■ Task details ■
Select all lines holding the word "数据来源" from the entries that follow.

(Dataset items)
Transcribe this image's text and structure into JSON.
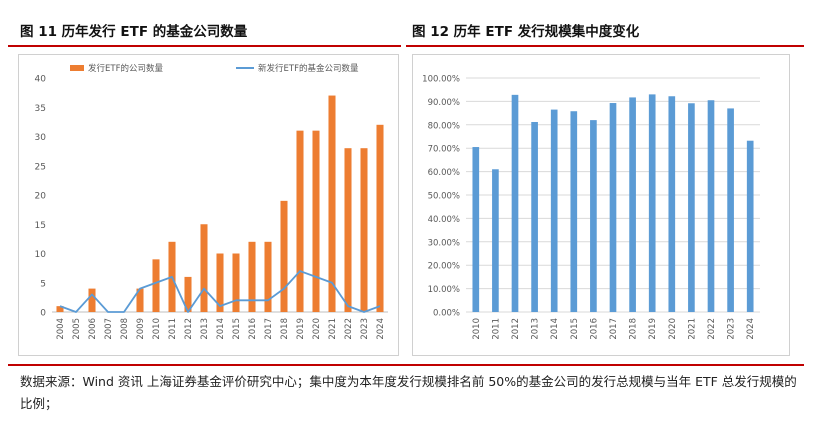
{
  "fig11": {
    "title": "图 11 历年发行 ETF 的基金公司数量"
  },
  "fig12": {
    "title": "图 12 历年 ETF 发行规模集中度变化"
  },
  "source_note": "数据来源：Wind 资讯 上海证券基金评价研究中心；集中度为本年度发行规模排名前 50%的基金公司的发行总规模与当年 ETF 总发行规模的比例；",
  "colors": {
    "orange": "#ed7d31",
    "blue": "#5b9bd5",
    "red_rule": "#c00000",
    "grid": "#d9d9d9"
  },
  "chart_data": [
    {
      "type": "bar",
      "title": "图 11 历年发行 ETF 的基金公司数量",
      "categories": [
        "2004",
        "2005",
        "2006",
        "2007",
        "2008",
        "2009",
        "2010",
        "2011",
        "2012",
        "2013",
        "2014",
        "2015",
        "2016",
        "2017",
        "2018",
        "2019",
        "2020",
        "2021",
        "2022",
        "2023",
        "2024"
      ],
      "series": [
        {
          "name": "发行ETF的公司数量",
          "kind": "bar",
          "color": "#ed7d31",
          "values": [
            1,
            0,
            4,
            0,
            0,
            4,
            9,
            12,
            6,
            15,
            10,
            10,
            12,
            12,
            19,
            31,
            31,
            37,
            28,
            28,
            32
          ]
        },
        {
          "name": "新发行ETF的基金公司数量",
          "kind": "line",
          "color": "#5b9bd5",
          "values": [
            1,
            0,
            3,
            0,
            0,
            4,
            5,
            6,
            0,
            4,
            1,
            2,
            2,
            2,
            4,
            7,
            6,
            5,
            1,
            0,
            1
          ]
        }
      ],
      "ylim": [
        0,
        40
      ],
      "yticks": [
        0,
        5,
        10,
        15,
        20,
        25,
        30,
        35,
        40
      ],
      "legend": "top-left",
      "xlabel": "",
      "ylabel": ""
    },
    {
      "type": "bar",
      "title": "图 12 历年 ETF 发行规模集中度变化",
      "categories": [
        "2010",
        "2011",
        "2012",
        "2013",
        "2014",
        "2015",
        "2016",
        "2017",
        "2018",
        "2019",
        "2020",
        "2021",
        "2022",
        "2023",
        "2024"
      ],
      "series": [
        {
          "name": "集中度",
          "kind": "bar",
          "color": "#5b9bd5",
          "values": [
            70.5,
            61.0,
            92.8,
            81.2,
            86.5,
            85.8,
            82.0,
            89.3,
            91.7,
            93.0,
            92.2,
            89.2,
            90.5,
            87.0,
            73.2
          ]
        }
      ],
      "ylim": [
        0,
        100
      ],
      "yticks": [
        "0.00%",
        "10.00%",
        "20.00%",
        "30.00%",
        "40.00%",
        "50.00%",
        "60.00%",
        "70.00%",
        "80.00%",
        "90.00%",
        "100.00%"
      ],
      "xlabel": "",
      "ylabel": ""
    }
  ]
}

...

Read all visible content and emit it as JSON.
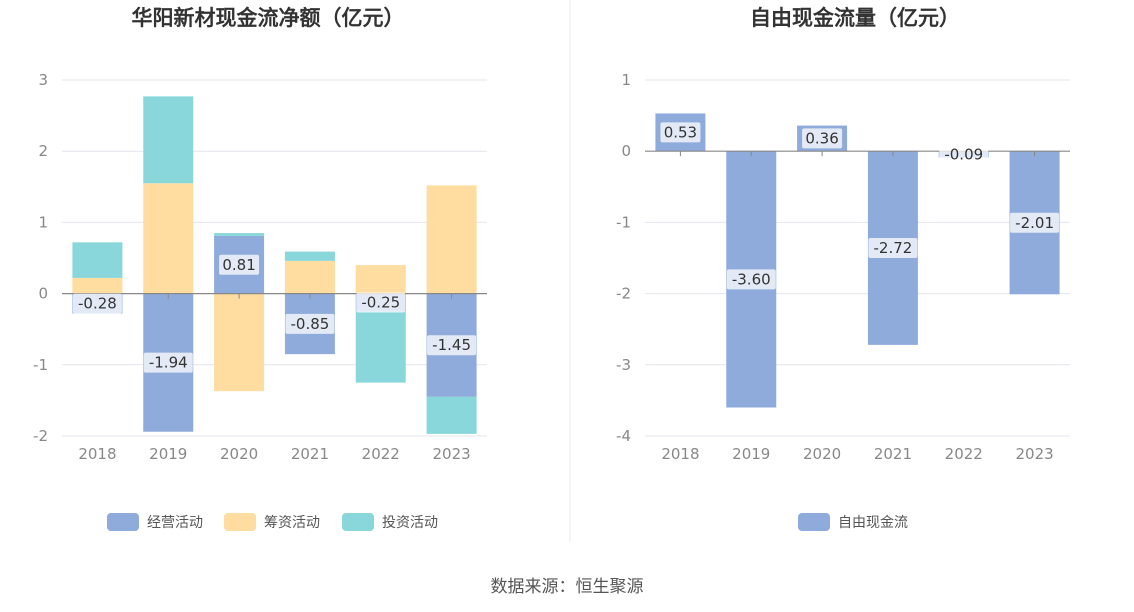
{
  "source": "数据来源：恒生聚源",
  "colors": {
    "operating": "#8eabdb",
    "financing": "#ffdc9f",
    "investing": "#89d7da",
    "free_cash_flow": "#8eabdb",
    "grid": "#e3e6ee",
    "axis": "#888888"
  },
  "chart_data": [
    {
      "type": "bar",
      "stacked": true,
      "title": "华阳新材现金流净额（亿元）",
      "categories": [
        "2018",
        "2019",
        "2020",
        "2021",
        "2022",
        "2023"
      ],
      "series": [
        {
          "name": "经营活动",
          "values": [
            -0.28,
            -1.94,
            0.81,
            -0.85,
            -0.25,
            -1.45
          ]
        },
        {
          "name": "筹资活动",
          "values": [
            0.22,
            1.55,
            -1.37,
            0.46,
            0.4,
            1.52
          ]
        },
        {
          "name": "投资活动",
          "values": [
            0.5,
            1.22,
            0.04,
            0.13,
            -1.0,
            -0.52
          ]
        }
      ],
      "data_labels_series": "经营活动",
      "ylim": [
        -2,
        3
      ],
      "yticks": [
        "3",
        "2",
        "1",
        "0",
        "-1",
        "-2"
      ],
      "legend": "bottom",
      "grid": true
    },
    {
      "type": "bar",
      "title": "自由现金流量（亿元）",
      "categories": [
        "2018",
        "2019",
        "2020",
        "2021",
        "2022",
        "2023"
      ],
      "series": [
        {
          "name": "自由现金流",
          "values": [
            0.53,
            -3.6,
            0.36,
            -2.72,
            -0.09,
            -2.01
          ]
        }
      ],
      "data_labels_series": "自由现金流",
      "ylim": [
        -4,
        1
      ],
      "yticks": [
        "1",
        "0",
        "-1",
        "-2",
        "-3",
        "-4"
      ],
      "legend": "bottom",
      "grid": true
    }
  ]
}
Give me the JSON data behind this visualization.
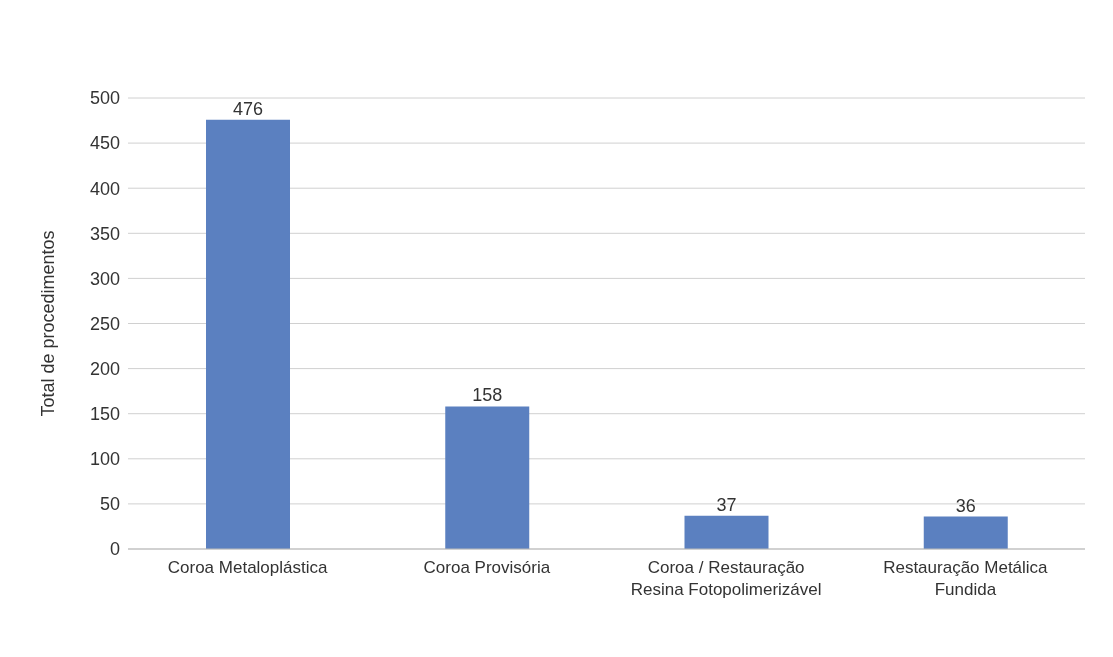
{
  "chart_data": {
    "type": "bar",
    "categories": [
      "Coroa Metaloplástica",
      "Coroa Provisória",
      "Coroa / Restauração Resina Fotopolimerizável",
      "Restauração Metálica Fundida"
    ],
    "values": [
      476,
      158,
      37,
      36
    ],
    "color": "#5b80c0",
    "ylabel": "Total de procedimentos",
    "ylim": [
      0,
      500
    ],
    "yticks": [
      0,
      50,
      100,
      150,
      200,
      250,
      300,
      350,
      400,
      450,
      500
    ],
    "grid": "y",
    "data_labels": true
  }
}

■ Task output ■
  "source_note": "数据来源：Wind 资讯 上海证券基金评价研究中心；集中度为本年度发行规模排名前 50%的基金公司的发行总规模与当年 ETF 总发行规模的比例；",
  "source": "数据来源：恒生聚源",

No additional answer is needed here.